Work instructions
Produce a verbatim copy of the entries listed below.

* Begin Data in this exercise *

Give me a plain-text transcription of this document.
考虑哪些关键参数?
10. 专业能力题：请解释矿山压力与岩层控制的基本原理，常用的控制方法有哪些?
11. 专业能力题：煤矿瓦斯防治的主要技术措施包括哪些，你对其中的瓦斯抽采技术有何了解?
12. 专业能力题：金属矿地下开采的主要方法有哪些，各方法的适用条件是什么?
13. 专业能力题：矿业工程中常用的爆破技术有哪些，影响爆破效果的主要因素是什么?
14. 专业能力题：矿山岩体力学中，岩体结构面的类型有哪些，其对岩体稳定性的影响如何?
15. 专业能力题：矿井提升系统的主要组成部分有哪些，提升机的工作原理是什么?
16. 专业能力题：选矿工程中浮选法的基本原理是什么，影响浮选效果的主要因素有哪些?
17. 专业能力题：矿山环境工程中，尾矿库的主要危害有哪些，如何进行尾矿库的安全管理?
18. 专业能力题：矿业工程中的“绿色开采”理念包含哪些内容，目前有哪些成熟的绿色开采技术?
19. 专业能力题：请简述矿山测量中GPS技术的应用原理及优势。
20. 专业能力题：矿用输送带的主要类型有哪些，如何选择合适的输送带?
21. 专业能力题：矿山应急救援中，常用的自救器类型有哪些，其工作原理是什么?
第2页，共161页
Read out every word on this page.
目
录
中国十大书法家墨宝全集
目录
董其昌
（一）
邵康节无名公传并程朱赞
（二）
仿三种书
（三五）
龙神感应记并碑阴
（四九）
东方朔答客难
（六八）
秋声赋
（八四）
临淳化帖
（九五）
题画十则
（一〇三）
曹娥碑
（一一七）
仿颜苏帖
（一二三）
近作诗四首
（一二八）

* End Data in this exercise *

Exercise result
Give me a plain-text transcription of this document.
考虑哪些关键参数?
10. 专业能力题：请解释矿山压力与岩层控制的基本原理，常用的控制方法有哪些?
11. 专业能力题：煤矿瓦斯防治的主要技术措施包括哪些，你对其中的瓦斯抽采技术有何了解?
12. 专业能力题：金属矿地下开采的主要方法有哪些，各方法的适用条件是什么?
13. 专业能力题：矿业工程中常用的爆破技术有哪些，影响爆破效果的主要因素是什么?
14. 专业能力题：矿山岩体力学中，岩体结构面的类型有哪些，其对岩体稳定性的影响如何?
15. 专业能力题：矿井提升系统的主要组成部分有哪些，提升机的工作原理是什么?
16. 专业能力题：选矿工程中浮选法的基本原理是什么，影响浮选效果的主要因素有哪些?
17. 专业能力题：矿山环境工程中，尾矿库的主要危害有哪些，如何进行尾矿库的安全管理?
18. 专业能力题：矿业工程中的“绿色开采”理念包含哪些内容，目前有哪些成熟的绿色开采技术?
19. 专业能力题：请简述矿山测量中GPS技术的应用原理及优势。
20. 专业能力题：矿用输送带的主要类型有哪些，如何选择合适的输送带?
21. 专业能力题：矿山应急救援中，常用的自救器类型有哪些，其工作原理是什么?
第2页，共161页
Read out every word on this page.
目
录
中国十大书法家墨宝全集
目录
董其昌
（一）
邵康节无名公传并程朱赞
（二）
仿三种书
（三五）
龙神感应记并碑阴
（四九）
东方朔答客难
（六八）
秋声赋
（八四）
临淳化帖
（九五）
题画十则
（一〇三）
曹娥碑
（一一七）
仿颜苏帖
（一二三）
近作诗四首
（一二八）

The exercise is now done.